§ **The problem**
Repeat the rows below without changes, everything from the first row down to and including the row that contains "- svg-text:8 Wdgn.: 8 Wdgn.: [256, 182, 306, 197]".
═══
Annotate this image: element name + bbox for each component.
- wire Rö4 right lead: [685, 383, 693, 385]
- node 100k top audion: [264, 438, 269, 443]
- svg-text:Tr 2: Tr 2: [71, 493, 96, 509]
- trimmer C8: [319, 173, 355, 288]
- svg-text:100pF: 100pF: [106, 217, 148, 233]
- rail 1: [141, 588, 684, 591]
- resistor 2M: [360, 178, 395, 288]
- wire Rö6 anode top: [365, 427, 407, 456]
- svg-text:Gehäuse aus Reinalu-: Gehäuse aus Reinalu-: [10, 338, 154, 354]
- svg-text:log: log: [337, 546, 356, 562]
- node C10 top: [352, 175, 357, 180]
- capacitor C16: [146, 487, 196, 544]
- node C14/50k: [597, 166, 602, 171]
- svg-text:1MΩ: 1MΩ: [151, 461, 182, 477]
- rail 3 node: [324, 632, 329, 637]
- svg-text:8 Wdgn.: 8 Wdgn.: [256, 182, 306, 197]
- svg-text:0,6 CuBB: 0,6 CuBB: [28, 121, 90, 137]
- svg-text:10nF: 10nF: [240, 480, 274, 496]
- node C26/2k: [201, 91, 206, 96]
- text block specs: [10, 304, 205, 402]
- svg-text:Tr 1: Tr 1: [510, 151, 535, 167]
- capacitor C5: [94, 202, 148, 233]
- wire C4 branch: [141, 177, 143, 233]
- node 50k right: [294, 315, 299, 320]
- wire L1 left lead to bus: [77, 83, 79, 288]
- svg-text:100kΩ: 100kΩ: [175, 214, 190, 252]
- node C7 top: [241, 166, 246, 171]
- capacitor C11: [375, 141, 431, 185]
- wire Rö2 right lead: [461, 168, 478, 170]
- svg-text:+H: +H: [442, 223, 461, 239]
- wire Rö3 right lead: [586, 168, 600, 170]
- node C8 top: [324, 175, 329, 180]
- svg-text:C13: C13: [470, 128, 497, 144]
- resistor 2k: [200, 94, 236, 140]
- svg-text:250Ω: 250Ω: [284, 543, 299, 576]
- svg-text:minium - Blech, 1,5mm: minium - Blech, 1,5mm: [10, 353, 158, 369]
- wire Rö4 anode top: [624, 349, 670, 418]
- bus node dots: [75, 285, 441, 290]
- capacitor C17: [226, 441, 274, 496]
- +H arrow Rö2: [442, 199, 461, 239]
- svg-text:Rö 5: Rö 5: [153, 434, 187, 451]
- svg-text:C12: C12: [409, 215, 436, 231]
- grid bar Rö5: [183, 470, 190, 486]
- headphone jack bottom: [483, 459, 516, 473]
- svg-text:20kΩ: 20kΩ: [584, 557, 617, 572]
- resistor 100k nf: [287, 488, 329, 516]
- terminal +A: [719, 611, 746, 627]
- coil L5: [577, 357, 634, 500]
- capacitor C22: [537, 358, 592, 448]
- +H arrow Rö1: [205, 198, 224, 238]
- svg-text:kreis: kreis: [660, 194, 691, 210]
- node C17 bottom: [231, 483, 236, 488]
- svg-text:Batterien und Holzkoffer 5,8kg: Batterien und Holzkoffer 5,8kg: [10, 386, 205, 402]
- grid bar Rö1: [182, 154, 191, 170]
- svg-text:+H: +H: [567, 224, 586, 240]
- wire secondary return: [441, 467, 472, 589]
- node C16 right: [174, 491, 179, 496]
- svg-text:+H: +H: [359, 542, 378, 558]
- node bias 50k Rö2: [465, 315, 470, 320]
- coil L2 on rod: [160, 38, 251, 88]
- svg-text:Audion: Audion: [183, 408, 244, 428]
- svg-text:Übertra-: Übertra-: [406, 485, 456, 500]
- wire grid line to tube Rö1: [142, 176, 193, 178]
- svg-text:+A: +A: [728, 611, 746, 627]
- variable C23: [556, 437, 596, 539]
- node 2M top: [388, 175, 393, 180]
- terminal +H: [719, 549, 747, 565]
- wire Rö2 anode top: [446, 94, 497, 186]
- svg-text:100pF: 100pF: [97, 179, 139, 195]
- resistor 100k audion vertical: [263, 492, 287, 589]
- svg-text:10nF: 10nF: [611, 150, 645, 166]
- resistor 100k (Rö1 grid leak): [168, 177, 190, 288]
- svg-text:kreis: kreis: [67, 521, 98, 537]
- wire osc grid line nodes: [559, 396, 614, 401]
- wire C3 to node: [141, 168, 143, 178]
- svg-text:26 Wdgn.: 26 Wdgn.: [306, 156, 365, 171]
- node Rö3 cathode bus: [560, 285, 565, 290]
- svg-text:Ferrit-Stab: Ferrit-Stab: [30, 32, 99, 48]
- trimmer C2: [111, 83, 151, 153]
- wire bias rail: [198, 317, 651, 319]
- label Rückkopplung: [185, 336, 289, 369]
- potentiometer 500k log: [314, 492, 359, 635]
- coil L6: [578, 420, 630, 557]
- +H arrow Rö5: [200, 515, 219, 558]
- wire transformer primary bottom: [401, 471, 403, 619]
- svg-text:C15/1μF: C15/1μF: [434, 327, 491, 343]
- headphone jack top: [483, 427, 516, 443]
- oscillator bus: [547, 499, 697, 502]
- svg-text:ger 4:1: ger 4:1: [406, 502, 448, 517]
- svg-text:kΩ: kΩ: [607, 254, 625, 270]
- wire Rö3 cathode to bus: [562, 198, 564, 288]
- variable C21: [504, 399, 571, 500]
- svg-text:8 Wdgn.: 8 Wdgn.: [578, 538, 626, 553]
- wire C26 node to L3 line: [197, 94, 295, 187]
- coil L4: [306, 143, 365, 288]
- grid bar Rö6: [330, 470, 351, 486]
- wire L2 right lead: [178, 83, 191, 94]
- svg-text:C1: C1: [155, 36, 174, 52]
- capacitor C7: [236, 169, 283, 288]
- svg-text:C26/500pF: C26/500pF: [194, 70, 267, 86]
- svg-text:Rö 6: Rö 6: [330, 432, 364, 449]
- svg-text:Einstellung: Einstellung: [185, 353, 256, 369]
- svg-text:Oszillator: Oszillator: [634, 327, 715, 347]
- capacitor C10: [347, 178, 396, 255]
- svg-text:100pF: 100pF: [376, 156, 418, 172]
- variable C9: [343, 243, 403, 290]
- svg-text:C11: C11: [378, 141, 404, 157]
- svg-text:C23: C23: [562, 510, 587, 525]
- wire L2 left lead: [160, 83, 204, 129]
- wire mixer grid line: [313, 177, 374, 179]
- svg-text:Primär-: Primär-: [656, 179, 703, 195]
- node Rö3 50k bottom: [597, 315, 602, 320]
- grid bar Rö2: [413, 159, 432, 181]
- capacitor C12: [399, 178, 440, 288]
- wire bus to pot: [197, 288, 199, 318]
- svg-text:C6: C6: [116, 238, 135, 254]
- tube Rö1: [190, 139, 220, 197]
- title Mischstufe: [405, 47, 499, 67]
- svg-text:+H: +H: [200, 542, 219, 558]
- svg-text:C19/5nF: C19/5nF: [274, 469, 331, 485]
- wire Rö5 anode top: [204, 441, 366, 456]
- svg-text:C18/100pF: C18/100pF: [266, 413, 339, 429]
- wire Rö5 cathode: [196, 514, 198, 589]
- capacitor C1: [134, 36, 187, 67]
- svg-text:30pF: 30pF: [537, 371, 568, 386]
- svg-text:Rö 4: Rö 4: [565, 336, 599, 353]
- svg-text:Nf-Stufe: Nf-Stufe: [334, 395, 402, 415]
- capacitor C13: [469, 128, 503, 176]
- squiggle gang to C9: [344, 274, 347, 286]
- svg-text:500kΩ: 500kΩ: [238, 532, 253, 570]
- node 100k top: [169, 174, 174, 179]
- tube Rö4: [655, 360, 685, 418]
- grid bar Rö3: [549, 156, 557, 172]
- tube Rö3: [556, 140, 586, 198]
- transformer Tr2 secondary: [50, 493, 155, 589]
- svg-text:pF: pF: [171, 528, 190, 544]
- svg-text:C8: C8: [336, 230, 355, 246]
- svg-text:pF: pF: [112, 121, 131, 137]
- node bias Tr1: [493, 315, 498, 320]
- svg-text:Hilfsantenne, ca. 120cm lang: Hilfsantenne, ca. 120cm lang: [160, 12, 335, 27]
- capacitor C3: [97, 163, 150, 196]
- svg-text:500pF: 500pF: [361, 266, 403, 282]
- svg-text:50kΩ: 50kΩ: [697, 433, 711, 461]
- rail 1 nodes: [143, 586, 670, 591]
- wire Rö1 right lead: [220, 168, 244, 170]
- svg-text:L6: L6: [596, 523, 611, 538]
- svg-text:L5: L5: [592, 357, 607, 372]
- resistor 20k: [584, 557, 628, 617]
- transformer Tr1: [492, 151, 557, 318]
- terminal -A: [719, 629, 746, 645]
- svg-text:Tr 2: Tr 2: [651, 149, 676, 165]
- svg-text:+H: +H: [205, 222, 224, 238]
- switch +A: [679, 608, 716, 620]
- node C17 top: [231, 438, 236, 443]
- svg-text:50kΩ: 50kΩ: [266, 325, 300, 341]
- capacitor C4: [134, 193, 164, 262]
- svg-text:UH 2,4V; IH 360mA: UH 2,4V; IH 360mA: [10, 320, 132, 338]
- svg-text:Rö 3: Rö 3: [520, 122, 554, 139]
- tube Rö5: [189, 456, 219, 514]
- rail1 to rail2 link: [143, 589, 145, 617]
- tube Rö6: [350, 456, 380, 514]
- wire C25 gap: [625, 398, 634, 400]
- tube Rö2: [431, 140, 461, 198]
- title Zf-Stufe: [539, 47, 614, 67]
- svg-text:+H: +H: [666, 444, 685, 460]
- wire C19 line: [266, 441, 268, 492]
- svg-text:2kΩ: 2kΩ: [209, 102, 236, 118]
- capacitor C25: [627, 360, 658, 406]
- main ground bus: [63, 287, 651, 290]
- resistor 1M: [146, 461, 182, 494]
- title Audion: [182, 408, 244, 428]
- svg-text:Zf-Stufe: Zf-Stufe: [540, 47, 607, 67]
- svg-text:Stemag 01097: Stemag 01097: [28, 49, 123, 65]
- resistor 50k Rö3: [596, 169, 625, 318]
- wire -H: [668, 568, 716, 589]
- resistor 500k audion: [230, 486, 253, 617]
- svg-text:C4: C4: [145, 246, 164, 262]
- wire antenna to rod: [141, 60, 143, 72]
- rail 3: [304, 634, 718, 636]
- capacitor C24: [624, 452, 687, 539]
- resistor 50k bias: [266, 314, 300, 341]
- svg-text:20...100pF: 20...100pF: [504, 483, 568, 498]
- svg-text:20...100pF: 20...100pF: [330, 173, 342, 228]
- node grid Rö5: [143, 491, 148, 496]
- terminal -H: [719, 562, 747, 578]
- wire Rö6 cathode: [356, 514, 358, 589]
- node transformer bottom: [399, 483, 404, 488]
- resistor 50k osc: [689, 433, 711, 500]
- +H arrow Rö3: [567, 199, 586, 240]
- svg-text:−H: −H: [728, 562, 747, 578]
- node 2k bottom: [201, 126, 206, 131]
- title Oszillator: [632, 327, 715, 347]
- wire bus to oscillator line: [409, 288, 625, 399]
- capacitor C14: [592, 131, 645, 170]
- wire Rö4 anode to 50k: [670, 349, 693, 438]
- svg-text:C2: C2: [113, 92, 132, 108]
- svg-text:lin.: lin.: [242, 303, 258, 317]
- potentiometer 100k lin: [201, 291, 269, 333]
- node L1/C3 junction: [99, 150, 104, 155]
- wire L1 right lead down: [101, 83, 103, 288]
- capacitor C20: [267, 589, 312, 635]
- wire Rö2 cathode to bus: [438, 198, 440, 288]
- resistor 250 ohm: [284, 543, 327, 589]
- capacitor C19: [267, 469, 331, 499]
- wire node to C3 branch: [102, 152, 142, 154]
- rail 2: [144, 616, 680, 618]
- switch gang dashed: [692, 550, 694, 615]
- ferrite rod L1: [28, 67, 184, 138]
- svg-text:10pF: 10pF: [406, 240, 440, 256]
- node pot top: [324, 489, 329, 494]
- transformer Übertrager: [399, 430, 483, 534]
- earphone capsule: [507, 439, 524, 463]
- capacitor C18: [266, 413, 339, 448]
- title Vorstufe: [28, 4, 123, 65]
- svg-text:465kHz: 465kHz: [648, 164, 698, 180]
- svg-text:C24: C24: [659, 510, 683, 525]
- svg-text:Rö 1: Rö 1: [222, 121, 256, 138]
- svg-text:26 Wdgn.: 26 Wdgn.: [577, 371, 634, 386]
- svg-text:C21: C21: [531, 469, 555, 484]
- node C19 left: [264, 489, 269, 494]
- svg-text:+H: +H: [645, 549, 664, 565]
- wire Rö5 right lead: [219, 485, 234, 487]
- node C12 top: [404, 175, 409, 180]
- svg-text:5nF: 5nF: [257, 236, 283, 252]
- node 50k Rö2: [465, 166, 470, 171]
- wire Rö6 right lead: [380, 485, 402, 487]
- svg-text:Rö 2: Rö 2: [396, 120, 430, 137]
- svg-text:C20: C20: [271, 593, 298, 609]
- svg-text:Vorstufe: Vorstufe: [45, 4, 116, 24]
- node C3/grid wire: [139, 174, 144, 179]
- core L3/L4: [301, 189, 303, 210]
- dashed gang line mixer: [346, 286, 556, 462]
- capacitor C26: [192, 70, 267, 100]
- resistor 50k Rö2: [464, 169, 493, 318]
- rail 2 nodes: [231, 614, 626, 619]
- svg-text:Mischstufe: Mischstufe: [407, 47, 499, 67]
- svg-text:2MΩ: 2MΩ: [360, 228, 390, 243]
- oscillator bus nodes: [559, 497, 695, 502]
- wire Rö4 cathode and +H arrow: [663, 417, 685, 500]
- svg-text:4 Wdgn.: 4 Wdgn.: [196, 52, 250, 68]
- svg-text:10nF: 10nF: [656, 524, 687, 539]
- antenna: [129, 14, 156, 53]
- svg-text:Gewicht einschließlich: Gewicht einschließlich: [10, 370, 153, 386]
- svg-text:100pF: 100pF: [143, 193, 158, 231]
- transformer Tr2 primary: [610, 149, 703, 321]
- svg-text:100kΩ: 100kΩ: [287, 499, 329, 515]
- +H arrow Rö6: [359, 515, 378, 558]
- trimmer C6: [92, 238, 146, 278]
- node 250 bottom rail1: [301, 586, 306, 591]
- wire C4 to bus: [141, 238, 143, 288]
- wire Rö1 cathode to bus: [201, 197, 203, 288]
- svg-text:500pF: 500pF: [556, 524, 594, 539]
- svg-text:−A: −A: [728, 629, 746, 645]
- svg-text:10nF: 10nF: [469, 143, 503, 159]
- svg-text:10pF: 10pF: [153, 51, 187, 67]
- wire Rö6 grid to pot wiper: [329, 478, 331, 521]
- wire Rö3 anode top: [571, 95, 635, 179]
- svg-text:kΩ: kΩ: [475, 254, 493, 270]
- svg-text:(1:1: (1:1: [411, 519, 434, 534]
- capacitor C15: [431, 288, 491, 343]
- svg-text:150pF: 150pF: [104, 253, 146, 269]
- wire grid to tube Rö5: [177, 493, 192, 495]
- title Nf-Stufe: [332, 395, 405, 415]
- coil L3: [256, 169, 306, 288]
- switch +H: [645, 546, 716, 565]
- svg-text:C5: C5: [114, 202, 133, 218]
═══
§ **The answer**
Annotate this image: element name + bbox for each component.
- wire Rö4 right lead: [685, 383, 693, 385]
- node 100k top audion: [264, 438, 269, 443]
- svg-text:Tr 2: Tr 2: [71, 493, 96, 509]
- trimmer C8: [319, 173, 355, 288]
- svg-text:100pF: 100pF: [106, 217, 148, 233]
- rail 1: [141, 588, 684, 591]
- resistor 2M: [360, 178, 395, 288]
- wire Rö6 anode top: [365, 427, 407, 456]
- svg-text:Gehäuse aus Reinalu-: Gehäuse aus Reinalu-: [10, 338, 154, 354]
- svg-text:log: log: [337, 546, 356, 562]
- node C10 top: [352, 175, 357, 180]
- capacitor C16: [146, 487, 196, 544]
- node C14/50k: [597, 166, 602, 171]
- svg-text:1MΩ: 1MΩ: [151, 461, 182, 477]
- rail 3 node: [324, 632, 329, 637]
- svg-text:8 Wdgn.: 8 Wdgn.: [256, 182, 306, 197]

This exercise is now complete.